- [What to produce]:
Identify every line of the data that contains the string "body", and copy each such line. Matching is case-sensitive.

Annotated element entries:
▼

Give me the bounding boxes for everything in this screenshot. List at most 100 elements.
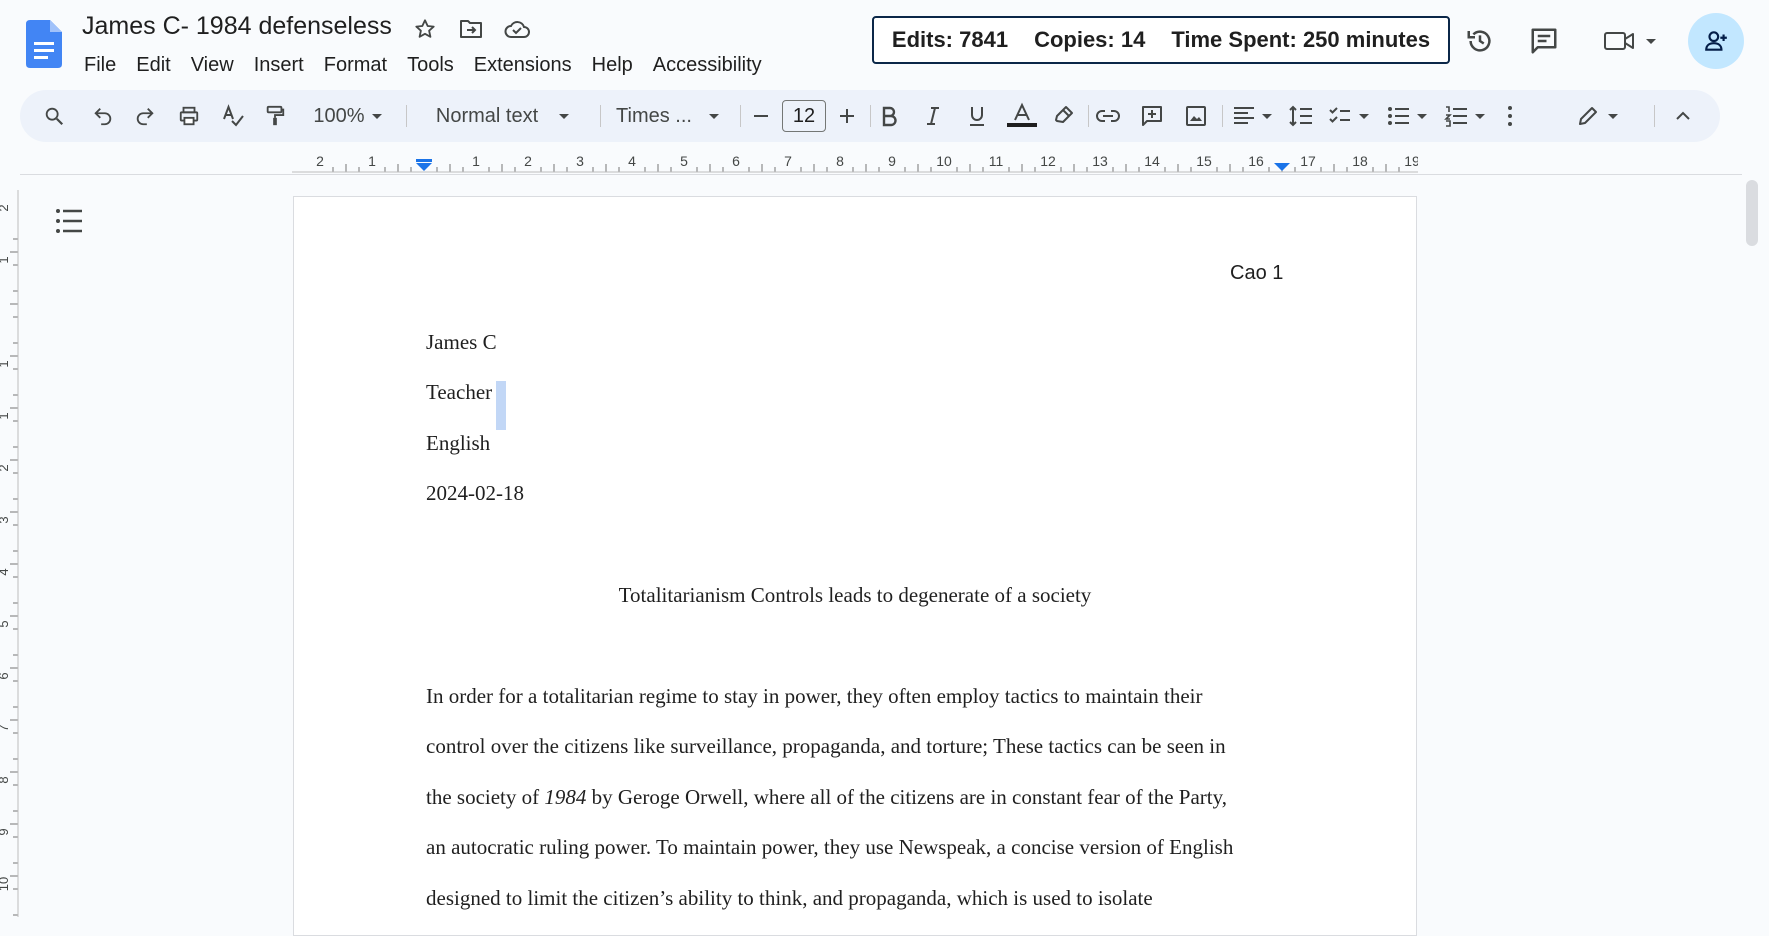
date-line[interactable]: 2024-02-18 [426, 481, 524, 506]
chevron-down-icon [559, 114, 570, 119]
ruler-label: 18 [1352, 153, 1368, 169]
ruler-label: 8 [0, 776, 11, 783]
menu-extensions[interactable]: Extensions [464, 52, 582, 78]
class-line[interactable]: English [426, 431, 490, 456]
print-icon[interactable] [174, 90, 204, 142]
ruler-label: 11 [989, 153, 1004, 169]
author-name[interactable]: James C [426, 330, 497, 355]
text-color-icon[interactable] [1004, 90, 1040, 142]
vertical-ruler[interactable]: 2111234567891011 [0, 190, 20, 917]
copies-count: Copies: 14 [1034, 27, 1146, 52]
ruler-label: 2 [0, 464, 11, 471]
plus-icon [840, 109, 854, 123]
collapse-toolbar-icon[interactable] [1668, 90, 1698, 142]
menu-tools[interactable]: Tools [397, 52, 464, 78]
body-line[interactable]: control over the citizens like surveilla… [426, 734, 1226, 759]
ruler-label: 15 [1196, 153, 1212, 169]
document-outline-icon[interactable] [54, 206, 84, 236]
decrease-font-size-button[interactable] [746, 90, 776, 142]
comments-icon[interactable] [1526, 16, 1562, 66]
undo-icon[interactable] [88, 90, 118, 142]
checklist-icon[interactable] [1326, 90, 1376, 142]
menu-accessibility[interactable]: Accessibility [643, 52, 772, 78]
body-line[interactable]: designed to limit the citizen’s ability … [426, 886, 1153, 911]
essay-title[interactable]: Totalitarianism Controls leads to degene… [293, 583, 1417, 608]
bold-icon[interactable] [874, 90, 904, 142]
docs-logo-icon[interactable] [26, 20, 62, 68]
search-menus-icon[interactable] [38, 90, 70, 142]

▲

- [Full output]:
body-line[interactable]: control over the citizens like surveilla… [426, 734, 1226, 759]
body-line[interactable]: designed to limit the citizen’s ability … [426, 886, 1153, 911]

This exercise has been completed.